> _EXERCISE DESCRIPTION_
Repeat every record below exactly, but leave out any pictures.

> _DATA SHOWN_
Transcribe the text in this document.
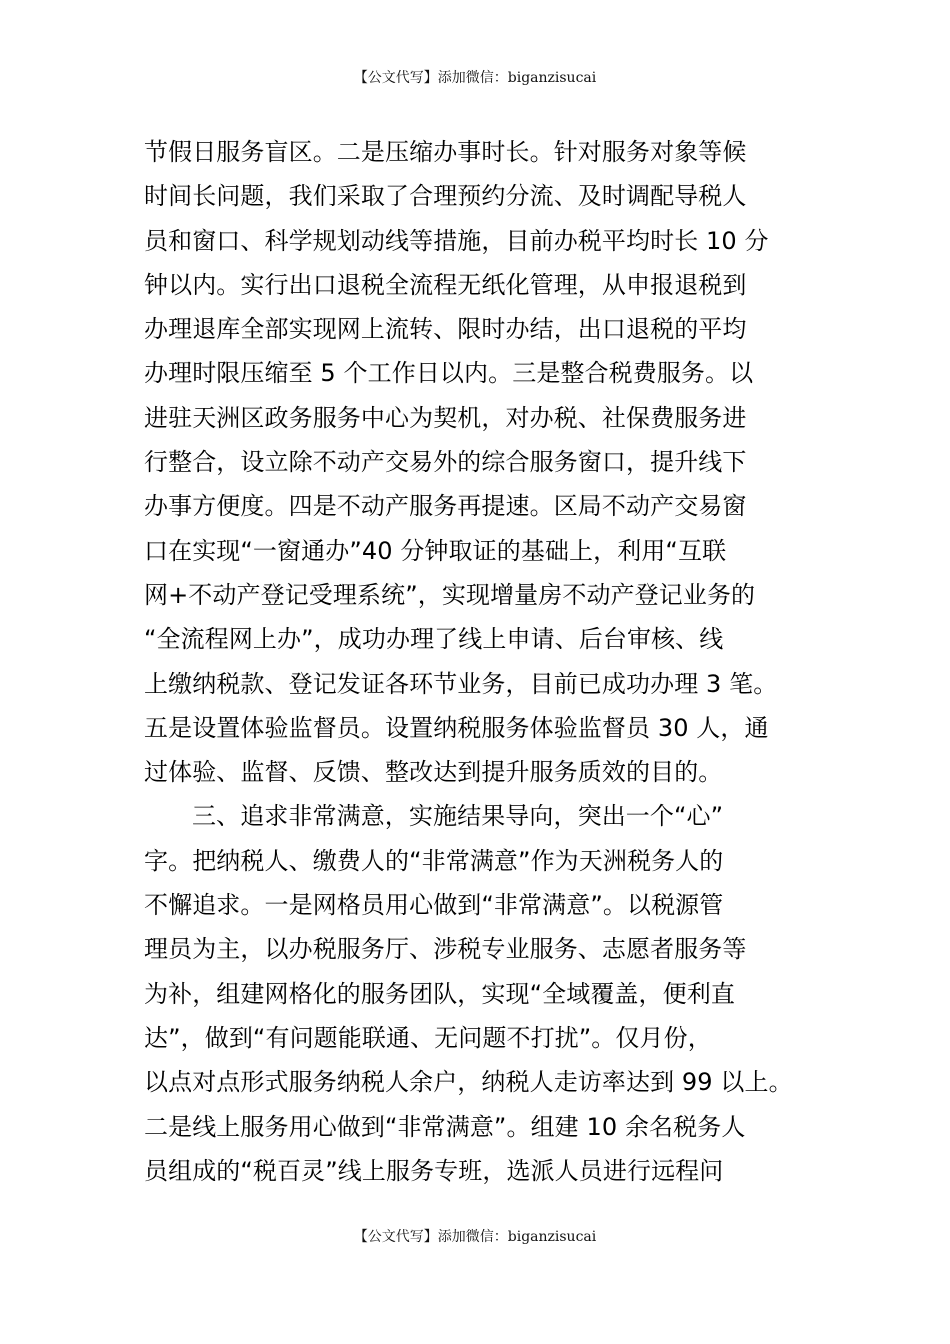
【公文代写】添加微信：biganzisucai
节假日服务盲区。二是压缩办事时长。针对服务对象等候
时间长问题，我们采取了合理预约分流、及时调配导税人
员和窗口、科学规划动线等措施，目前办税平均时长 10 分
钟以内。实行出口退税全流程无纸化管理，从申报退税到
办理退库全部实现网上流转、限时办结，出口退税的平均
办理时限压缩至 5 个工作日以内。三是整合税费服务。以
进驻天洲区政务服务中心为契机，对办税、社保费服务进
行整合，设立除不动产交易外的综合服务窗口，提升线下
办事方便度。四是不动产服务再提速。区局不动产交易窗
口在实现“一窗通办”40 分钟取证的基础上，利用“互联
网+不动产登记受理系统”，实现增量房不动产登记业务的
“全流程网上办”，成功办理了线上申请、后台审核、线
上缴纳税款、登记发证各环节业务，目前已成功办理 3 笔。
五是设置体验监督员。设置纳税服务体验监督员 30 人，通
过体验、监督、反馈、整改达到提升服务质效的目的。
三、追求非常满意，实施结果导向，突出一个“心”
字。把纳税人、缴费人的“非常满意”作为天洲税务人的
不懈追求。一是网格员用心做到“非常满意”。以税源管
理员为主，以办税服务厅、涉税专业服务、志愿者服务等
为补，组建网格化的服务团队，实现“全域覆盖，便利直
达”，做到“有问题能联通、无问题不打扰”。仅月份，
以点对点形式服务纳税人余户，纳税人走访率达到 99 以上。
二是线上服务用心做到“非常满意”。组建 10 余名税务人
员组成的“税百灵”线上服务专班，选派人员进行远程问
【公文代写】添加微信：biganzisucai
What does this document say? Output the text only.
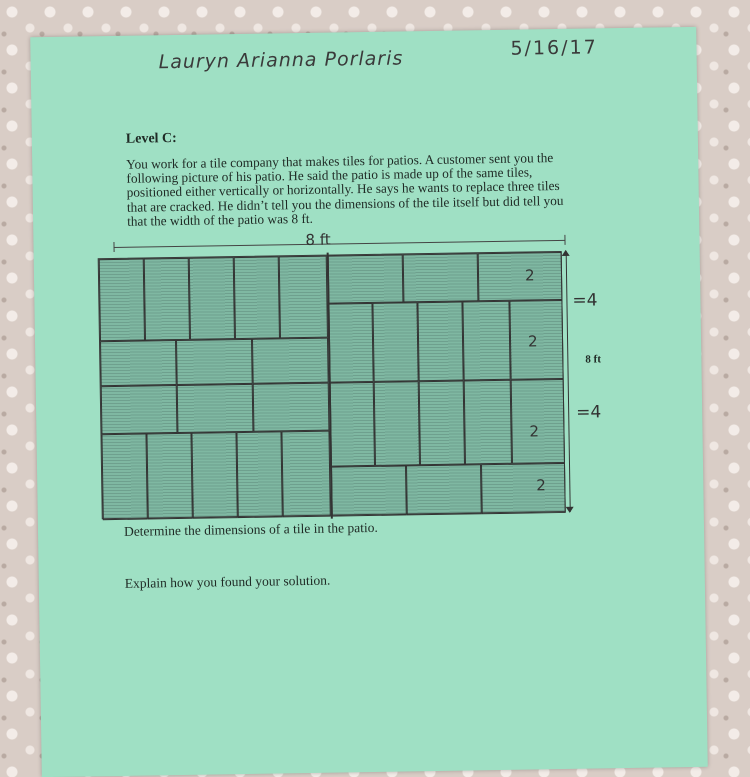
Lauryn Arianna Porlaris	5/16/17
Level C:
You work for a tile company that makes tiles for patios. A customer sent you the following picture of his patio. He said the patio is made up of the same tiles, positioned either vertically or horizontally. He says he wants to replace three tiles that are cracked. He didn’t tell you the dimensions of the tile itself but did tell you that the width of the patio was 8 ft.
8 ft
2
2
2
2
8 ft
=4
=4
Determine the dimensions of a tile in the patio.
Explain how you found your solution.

> _COMPLETE OUTPUT_
Transcribe the text in this document.
【公文代写】添加微信：biganzisucai
节假日服务盲区。二是压缩办事时长。针对服务对象等候
时间长问题，我们采取了合理预约分流、及时调配导税人
员和窗口、科学规划动线等措施，目前办税平均时长 10 分
钟以内。实行出口退税全流程无纸化管理，从申报退税到
办理退库全部实现网上流转、限时办结，出口退税的平均
办理时限压缩至 5 个工作日以内。三是整合税费服务。以
进驻天洲区政务服务中心为契机，对办税、社保费服务进
行整合，设立除不动产交易外的综合服务窗口，提升线下
办事方便度。四是不动产服务再提速。区局不动产交易窗
口在实现“一窗通办”40 分钟取证的基础上，利用“互联
网+不动产登记受理系统”，实现增量房不动产登记业务的
“全流程网上办”，成功办理了线上申请、后台审核、线
上缴纳税款、登记发证各环节业务，目前已成功办理 3 笔。
五是设置体验监督员。设置纳税服务体验监督员 30 人，通
过体验、监督、反馈、整改达到提升服务质效的目的。
三、追求非常满意，实施结果导向，突出一个“心”
字。把纳税人、缴费人的“非常满意”作为天洲税务人的
不懈追求。一是网格员用心做到“非常满意”。以税源管
理员为主，以办税服务厅、涉税专业服务、志愿者服务等
为补，组建网格化的服务团队，实现“全域覆盖，便利直
达”，做到“有问题能联通、无问题不打扰”。仅月份，
以点对点形式服务纳税人余户，纳税人走访率达到 99 以上。
二是线上服务用心做到“非常满意”。组建 10 余名税务人
员组成的“税百灵”线上服务专班，选派人员进行远程问
【公文代写】添加微信：biganzisucai
What does this document say? Output the text only.
Lauryn Arianna Porlaris	5/16/17
Level C:
You work for a tile company that makes tiles for patios. A customer sent you the following picture of his patio. He said the patio is made up of the same tiles, positioned either vertically or horizontally. He says he wants to replace three tiles that are cracked. He didn’t tell you the dimensions of the tile itself but did tell you that the width of the patio was 8 ft.
8 ft
2
2
2
2
8 ft
=4
=4
Determine the dimensions of a tile in the patio.
Explain how you found your solution.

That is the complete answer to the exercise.